* _Problem_
Repeat each entry in full, exactly.

* _Data to use_
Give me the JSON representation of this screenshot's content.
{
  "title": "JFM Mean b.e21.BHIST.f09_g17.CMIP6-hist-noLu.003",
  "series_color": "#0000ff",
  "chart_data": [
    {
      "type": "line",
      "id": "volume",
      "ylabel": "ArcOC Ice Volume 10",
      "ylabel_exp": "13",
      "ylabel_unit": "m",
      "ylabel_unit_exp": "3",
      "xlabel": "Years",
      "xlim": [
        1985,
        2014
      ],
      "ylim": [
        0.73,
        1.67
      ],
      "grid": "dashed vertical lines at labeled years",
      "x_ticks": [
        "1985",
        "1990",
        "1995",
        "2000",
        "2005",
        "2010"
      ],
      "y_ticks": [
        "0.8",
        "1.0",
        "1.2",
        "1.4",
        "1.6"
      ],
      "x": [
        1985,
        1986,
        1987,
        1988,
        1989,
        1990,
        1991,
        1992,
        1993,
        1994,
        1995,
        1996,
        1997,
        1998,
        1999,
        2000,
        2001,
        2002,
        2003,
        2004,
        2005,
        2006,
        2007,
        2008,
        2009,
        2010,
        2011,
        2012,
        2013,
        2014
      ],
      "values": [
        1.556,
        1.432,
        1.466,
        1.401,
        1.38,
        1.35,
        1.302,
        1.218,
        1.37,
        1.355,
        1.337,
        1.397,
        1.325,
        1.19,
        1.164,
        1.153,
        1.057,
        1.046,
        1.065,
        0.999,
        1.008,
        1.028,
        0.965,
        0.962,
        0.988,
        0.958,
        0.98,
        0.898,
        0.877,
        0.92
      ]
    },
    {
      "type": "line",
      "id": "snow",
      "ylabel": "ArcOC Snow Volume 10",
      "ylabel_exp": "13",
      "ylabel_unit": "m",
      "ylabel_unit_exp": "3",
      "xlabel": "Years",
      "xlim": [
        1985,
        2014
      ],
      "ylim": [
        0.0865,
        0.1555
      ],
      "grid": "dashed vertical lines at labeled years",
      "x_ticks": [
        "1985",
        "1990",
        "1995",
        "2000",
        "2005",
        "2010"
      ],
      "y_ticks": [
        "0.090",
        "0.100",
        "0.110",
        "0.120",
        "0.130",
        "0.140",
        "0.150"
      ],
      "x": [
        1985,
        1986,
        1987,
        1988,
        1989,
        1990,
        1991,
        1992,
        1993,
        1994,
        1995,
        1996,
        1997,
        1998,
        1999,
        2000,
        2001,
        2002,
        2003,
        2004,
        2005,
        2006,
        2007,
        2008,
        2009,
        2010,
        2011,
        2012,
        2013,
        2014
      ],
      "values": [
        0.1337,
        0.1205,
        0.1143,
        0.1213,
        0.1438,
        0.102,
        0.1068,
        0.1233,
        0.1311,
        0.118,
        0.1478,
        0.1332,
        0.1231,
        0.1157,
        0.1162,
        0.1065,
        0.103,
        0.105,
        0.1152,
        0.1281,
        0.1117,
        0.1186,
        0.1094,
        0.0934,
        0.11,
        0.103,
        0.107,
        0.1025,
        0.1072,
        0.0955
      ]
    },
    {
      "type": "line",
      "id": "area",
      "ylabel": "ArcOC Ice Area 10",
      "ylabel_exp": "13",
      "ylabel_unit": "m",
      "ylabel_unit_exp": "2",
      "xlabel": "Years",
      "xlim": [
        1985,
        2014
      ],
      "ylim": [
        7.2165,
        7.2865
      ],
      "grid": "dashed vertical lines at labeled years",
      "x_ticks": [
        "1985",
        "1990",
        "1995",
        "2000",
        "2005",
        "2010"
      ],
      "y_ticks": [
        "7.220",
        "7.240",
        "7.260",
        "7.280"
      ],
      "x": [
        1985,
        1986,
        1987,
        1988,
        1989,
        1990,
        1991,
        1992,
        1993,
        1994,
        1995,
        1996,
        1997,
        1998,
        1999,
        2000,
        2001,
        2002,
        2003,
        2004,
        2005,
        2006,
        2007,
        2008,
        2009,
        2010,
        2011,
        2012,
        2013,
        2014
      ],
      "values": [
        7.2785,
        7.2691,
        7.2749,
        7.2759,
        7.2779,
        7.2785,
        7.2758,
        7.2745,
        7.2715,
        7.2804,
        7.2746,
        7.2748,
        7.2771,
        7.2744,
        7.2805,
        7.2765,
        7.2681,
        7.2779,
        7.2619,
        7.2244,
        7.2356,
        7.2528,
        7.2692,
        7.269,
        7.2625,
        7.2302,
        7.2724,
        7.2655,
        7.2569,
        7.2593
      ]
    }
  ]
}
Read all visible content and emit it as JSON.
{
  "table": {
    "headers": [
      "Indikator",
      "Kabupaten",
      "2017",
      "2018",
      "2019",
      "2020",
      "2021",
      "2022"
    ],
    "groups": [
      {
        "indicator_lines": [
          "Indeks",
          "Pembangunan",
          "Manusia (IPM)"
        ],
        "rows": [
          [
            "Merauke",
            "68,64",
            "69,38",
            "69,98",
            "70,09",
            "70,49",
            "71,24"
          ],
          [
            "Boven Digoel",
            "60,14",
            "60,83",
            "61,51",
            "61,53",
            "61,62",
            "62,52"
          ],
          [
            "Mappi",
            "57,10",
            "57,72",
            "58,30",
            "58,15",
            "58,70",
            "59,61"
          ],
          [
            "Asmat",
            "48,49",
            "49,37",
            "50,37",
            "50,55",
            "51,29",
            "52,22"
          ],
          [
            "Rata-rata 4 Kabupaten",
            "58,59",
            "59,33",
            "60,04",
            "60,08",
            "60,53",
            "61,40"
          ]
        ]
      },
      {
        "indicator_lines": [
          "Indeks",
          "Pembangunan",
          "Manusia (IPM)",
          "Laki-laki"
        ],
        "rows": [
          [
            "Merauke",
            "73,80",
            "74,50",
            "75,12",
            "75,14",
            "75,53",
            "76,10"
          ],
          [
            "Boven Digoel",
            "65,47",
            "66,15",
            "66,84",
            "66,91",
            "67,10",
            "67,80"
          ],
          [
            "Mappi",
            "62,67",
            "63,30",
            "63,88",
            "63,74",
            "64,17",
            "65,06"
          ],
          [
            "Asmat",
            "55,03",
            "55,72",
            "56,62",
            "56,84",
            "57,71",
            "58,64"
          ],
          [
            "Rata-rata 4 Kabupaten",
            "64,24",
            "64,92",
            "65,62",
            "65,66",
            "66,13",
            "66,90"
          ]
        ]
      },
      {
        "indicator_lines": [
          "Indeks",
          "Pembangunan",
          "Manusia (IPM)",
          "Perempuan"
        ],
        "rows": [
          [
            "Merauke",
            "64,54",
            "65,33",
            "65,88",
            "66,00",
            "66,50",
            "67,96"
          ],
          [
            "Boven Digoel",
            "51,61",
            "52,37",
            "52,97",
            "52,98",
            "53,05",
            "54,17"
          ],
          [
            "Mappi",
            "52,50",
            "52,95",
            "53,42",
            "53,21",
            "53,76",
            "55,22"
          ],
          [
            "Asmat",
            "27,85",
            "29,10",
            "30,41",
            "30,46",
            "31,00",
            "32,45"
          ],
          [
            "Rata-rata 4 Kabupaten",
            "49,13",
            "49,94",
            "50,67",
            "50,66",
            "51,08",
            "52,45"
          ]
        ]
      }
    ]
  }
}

* _Output of the exercise_
Give me the JSON representation of this screenshot's content.
{
  "title": "JFM Mean b.e21.BHIST.f09_g17.CMIP6-hist-noLu.003",
  "series_color": "#0000ff",
  "chart_data": [
    {
      "type": "line",
      "id": "volume",
      "ylabel": "ArcOC Ice Volume 10",
      "ylabel_exp": "13",
      "ylabel_unit": "m",
      "ylabel_unit_exp": "3",
      "xlabel": "Years",
      "xlim": [
        1985,
        2014
      ],
      "ylim": [
        0.73,
        1.67
      ],
      "grid": "dashed vertical lines at labeled years",
      "x_ticks": [
        "1985",
        "1990",
        "1995",
        "2000",
        "2005",
        "2010"
      ],
      "y_ticks": [
        "0.8",
        "1.0",
        "1.2",
        "1.4",
        "1.6"
      ],
      "x": [
        1985,
        1986,
        1987,
        1988,
        1989,
        1990,
        1991,
        1992,
        1993,
        1994,
        1995,
        1996,
        1997,
        1998,
        1999,
        2000,
        2001,
        2002,
        2003,
        2004,
        2005,
        2006,
        2007,
        2008,
        2009,
        2010,
        2011,
        2012,
        2013,
        2014
      ],
      "values": [
        1.556,
        1.432,
        1.466,
        1.401,
        1.38,
        1.35,
        1.302,
        1.218,
        1.37,
        1.355,
        1.337,
        1.397,
        1.325,
        1.19,
        1.164,
        1.153,
        1.057,
        1.046,
        1.065,
        0.999,
        1.008,
        1.028,
        0.965,
        0.962,
        0.988,
        0.958,
        0.98,
        0.898,
        0.877,
        0.92
      ]
    },
    {
      "type": "line",
      "id": "snow",
      "ylabel": "ArcOC Snow Volume 10",
      "ylabel_exp": "13",
      "ylabel_unit": "m",
      "ylabel_unit_exp": "3",
      "xlabel": "Years",
      "xlim": [
        1985,
        2014
      ],
      "ylim": [
        0.0865,
        0.1555
      ],
      "grid": "dashed vertical lines at labeled years",
      "x_ticks": [
        "1985",
        "1990",
        "1995",
        "2000",
        "2005",
        "2010"
      ],
      "y_ticks": [
        "0.090",
        "0.100",
        "0.110",
        "0.120",
        "0.130",
        "0.140",
        "0.150"
      ],
      "x": [
        1985,
        1986,
        1987,
        1988,
        1989,
        1990,
        1991,
        1992,
        1993,
        1994,
        1995,
        1996,
        1997,
        1998,
        1999,
        2000,
        2001,
        2002,
        2003,
        2004,
        2005,
        2006,
        2007,
        2008,
        2009,
        2010,
        2011,
        2012,
        2013,
        2014
      ],
      "values": [
        0.1337,
        0.1205,
        0.1143,
        0.1213,
        0.1438,
        0.102,
        0.1068,
        0.1233,
        0.1311,
        0.118,
        0.1478,
        0.1332,
        0.1231,
        0.1157,
        0.1162,
        0.1065,
        0.103,
        0.105,
        0.1152,
        0.1281,
        0.1117,
        0.1186,
        0.1094,
        0.0934,
        0.11,
        0.103,
        0.107,
        0.1025,
        0.1072,
        0.0955
      ]
    },
    {
      "type": "line",
      "id": "area",
      "ylabel": "ArcOC Ice Area 10",
      "ylabel_exp": "13",
      "ylabel_unit": "m",
      "ylabel_unit_exp": "2",
      "xlabel": "Years",
      "xlim": [
        1985,
        2014
      ],
      "ylim": [
        7.2165,
        7.2865
      ],
      "grid": "dashed vertical lines at labeled years",
      "x_ticks": [
        "1985",
        "1990",
        "1995",
        "2000",
        "2005",
        "2010"
      ],
      "y_ticks": [
        "7.220",
        "7.240",
        "7.260",
        "7.280"
      ],
      "x": [
        1985,
        1986,
        1987,
        1988,
        1989,
        1990,
        1991,
        1992,
        1993,
        1994,
        1995,
        1996,
        1997,
        1998,
        1999,
        2000,
        2001,
        2002,
        2003,
        2004,
        2005,
        2006,
        2007,
        2008,
        2009,
        2010,
        2011,
        2012,
        2013,
        2014
      ],
      "values": [
        7.2785,
        7.2691,
        7.2749,
        7.2759,
        7.2779,
        7.2785,
        7.2758,
        7.2745,
        7.2715,
        7.2804,
        7.2746,
        7.2748,
        7.2771,
        7.2744,
        7.2805,
        7.2765,
        7.2681,
        7.2779,
        7.2619,
        7.2244,
        7.2356,
        7.2528,
        7.2692,
        7.269,
        7.2625,
        7.2302,
        7.2724,
        7.2655,
        7.2569,
        7.2593
      ]
    }
  ]
}
Read all visible content and emit it as JSON.
{
  "table": {
    "headers": [
      "Indikator",
      "Kabupaten",
      "2017",
      "2018",
      "2019",
      "2020",
      "2021",
      "2022"
    ],
    "groups": [
      {
        "indicator_lines": [
          "Indeks",
          "Pembangunan",
          "Manusia (IPM)"
        ],
        "rows": [
          [
            "Merauke",
            "68,64",
            "69,38",
            "69,98",
            "70,09",
            "70,49",
            "71,24"
          ],
          [
            "Boven Digoel",
            "60,14",
            "60,83",
            "61,51",
            "61,53",
            "61,62",
            "62,52"
          ],
          [
            "Mappi",
            "57,10",
            "57,72",
            "58,30",
            "58,15",
            "58,70",
            "59,61"
          ],
          [
            "Asmat",
            "48,49",
            "49,37",
            "50,37",
            "50,55",
            "51,29",
            "52,22"
          ],
          [
            "Rata-rata 4 Kabupaten",
            "58,59",
            "59,33",
            "60,04",
            "60,08",
            "60,53",
            "61,40"
          ]
        ]
      },
      {
        "indicator_lines": [
          "Indeks",
          "Pembangunan",
          "Manusia (IPM)",
          "Laki-laki"
        ],
        "rows": [
          [
            "Merauke",
            "73,80",
            "74,50",
            "75,12",
            "75,14",
            "75,53",
            "76,10"
          ],
          [
            "Boven Digoel",
            "65,47",
            "66,15",
            "66,84",
            "66,91",
            "67,10",
            "67,80"
          ],
          [
            "Mappi",
            "62,67",
            "63,30",
            "63,88",
            "63,74",
            "64,17",
            "65,06"
          ],
          [
            "Asmat",
            "55,03",
            "55,72",
            "56,62",
            "56,84",
            "57,71",
            "58,64"
          ],
          [
            "Rata-rata 4 Kabupaten",
            "64,24",
            "64,92",
            "65,62",
            "65,66",
            "66,13",
            "66,90"
          ]
        ]
      },
      {
        "indicator_lines": [
          "Indeks",
          "Pembangunan",
          "Manusia (IPM)",
          "Perempuan"
        ],
        "rows": [
          [
            "Merauke",
            "64,54",
            "65,33",
            "65,88",
            "66,00",
            "66,50",
            "67,96"
          ],
          [
            "Boven Digoel",
            "51,61",
            "52,37",
            "52,97",
            "52,98",
            "53,05",
            "54,17"
          ],
          [
            "Mappi",
            "52,50",
            "52,95",
            "53,42",
            "53,21",
            "53,76",
            "55,22"
          ],
          [
            "Asmat",
            "27,85",
            "29,10",
            "30,41",
            "30,46",
            "31,00",
            "32,45"
          ],
          [
            "Rata-rata 4 Kabupaten",
            "49,13",
            "49,94",
            "50,67",
            "50,66",
            "51,08",
            "52,45"
          ]
        ]
      }
    ]
  }
}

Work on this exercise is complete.